→ STATED PROBLEM 1
Format the rows, starting at the first one and ending at the one that contains "Text: O: O xyxy=(310,15,319,25)", as a JSON list of strings with one string per line and blank lines left out.

# start of TEXT TO READ

Mario finds the match and whispers a victorious “Yes!” He sits down in his chair, leaning slightly forward. A beer commercial is ending, and a foamy white head is flowing over the rim of a pilsner glass. I secretly hope the rugby game is almost over. I want to play Jeopardy with Mario and Alexa, like we do every weeknight, but the screen is now two alert commentators, forecasting fine weather for today’s match. It’s just getting started. An aerial shot of the bright green turf shows two opposing teams take the field, wearing different colored jerseys. England wears sparkling white jerseys, and New Zealand wears bold black. The muscular players walk toward each other, facing off when they’re about ten meters apart. The field camera pans the faces of the players on both sides. One of the All-Black’s players is pacing. He puts his hands on his hips and starts to shout in the Māori language. I stop drying the bowl. 

That’s right, they’re going to do the haka.  

The players bulge out their eyes and breathe heavily through their noses. They start shouting in unison, chanting like Māori warriors:

Ka mate! Ka mate! Ka ora! Ka ora! 

I watch, hypnotized. I set the crystal bowl on our granite counter. I can’t look away, even when Mario looks back at me. 

“Remember this?” 

“Yes,” I say.

# end of TEXT TO READ
# start of SUPPLIED ENTRIES

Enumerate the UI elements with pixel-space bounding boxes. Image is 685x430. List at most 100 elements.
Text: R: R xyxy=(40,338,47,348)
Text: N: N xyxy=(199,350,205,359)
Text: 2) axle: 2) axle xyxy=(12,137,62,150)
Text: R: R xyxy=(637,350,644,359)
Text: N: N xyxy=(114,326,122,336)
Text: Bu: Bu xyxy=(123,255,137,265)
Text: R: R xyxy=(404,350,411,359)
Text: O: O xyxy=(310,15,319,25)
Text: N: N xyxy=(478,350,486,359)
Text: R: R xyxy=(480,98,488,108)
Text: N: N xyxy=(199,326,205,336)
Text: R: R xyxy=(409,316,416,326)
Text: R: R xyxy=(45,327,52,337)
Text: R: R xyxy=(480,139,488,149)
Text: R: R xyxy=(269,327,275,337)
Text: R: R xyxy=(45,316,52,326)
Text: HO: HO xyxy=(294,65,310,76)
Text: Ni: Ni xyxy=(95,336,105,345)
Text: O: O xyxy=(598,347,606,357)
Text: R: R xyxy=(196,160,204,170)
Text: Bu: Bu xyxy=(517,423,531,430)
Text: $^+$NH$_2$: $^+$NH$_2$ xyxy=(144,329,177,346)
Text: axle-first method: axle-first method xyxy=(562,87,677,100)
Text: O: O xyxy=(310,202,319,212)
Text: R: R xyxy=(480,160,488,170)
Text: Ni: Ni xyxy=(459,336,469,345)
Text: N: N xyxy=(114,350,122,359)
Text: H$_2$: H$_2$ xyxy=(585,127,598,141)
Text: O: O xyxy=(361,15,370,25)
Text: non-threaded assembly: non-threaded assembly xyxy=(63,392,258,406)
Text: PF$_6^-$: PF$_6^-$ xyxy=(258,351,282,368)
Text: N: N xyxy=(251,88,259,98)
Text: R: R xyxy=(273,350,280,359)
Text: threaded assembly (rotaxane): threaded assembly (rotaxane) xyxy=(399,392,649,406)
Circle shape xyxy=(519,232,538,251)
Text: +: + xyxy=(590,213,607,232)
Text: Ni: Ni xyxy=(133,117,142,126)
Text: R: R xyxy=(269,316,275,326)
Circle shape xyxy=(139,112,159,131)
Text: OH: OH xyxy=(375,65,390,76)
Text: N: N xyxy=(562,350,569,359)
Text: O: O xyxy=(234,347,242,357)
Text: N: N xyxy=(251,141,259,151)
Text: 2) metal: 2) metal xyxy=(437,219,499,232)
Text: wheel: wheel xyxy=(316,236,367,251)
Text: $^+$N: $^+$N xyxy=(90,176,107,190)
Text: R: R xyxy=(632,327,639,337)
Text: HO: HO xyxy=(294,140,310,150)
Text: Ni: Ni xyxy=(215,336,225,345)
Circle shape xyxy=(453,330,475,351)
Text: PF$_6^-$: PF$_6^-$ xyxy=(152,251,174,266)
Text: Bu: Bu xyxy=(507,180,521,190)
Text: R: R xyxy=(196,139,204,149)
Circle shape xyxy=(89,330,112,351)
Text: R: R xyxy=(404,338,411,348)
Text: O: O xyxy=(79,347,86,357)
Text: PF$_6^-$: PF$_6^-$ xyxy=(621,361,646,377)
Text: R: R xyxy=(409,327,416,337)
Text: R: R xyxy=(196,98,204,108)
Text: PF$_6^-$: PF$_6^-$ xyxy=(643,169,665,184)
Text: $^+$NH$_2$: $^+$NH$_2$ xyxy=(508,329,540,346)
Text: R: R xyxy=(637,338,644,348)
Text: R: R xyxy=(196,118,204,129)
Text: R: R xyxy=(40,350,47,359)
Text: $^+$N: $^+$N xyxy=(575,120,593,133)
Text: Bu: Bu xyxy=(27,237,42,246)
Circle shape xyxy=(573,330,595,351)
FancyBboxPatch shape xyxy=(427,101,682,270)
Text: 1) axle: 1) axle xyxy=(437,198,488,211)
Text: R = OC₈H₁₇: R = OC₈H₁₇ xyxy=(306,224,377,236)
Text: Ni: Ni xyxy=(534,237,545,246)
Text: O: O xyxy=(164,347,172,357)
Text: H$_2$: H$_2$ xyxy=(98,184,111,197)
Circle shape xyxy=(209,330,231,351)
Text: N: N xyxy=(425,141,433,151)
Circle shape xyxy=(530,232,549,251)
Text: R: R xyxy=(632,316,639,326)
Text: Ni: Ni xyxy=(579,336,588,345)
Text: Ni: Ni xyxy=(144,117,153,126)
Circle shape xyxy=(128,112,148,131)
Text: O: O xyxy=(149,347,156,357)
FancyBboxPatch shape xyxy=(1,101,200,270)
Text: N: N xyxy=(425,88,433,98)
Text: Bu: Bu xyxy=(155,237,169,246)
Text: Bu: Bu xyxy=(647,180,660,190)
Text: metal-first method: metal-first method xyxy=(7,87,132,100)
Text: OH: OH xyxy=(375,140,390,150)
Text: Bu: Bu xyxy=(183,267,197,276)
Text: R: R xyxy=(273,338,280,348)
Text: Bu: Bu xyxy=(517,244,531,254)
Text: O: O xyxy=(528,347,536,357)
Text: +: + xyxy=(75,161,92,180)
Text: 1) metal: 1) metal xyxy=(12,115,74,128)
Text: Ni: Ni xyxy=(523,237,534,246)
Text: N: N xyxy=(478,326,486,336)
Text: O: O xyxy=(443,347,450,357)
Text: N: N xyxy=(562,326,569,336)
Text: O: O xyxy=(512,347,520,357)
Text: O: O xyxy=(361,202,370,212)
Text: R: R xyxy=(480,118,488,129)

# end of SUPPLIED ENTRIES

→ STATED PROBLEM 2
Retype the rugby passage word for word, starting at "That’s right, they’re" and ending at "back at me.".

→ TASK RESULT 1
[
  "Enumerate the UI elements with pixel-space bounding boxes. Image is 685x430. List at most 100 elements.",
  "Text: R: R xyxy=(40,338,47,348)",
  "Text: N: N xyxy=(199,350,205,359)",
  "Text: 2) axle: 2) axle xyxy=(12,137,62,150)",
  "Text: R: R xyxy=(637,350,644,359)",
  "Text: N: N xyxy=(114,326,122,336)",
  "Text: Bu: Bu xyxy=(123,255,137,265)",
  "Text: R: R xyxy=(404,350,411,359)",
  "Text: O: O xyxy=(310,15,319,25)"
]

→ TASK RESULT 2
That’s right, they’re going to do the haka.  

The players bulge out their eyes and breathe heavily through their noses. They start shouting in unison, chanting like Māori warriors:

Ka mate! Ka mate! Ka ora! Ka ora! 

I watch, hypnotized. I set the crystal bowl on our granite counter. I can’t look away, even when Mario looks back at me.